__Your objective__: Examine each line of the data. Copy those that contain the string "time".

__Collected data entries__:
+ + +

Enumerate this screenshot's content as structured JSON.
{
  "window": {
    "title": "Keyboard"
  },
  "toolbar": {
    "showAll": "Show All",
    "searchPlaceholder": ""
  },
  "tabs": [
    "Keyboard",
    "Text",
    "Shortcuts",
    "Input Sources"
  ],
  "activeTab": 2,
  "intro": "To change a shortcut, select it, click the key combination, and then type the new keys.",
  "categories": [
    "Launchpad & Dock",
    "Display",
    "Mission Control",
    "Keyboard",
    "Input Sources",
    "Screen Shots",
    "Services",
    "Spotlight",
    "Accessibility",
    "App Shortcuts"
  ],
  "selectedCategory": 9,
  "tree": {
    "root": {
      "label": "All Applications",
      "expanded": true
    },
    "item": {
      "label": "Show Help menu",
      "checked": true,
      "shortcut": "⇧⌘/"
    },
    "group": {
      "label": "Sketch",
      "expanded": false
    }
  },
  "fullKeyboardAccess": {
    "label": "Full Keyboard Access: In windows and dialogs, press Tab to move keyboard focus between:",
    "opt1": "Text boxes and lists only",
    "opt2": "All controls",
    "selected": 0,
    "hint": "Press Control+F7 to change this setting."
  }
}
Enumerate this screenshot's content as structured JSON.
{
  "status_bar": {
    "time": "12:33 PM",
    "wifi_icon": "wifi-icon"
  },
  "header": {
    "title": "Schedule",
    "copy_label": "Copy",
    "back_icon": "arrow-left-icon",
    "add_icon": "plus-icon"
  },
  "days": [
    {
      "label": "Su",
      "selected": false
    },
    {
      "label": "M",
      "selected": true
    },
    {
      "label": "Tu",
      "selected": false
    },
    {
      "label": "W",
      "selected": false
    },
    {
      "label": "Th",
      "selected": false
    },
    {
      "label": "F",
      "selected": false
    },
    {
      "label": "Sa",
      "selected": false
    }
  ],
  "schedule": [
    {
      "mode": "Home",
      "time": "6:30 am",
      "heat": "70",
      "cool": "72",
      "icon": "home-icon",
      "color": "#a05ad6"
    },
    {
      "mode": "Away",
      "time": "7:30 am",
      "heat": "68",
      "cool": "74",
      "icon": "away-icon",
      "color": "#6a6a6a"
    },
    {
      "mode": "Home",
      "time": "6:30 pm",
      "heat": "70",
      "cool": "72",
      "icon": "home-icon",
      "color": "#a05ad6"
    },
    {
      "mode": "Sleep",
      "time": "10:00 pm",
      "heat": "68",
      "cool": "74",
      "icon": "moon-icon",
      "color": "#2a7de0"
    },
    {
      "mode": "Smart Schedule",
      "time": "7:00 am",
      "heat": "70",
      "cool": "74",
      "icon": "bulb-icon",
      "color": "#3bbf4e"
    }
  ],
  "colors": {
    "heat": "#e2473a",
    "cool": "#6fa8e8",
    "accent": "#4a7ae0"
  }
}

+ + +

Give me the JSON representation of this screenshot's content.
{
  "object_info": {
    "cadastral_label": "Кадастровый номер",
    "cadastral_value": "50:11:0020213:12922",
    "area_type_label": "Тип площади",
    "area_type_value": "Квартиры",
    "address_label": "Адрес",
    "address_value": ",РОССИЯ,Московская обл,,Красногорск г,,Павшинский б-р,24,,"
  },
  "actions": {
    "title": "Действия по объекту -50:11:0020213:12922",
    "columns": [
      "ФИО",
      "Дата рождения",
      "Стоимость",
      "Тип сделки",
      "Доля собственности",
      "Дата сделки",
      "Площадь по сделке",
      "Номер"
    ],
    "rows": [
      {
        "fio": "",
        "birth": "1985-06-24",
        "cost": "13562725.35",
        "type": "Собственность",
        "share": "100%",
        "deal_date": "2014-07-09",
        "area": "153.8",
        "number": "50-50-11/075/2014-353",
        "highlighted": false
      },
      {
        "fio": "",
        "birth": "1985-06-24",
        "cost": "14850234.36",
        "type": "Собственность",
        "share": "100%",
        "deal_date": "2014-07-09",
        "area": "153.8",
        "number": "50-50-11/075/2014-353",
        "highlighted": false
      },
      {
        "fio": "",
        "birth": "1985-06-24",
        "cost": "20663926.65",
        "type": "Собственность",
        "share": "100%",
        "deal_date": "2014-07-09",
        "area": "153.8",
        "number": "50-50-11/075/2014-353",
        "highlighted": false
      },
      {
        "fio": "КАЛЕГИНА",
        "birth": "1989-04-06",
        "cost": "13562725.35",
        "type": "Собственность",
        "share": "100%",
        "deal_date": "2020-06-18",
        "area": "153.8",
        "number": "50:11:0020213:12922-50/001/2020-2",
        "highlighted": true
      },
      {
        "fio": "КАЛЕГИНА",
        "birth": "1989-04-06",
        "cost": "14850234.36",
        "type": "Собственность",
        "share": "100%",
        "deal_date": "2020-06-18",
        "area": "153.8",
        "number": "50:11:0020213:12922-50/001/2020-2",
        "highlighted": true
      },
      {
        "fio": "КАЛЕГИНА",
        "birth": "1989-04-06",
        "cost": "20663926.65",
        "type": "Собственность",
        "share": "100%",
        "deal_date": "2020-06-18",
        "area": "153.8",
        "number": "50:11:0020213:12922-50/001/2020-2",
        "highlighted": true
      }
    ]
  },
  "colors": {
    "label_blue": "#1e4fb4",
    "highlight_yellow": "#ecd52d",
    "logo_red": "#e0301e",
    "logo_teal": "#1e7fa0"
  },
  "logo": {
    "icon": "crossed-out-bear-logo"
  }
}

+ + +

__Full response__:
    "time": "12:33 PM",
      "time": "6:30 am",
      "time": "7:30 am",
      "time": "6:30 pm",
      "time": "10:00 pm",
      "time": "7:00 am",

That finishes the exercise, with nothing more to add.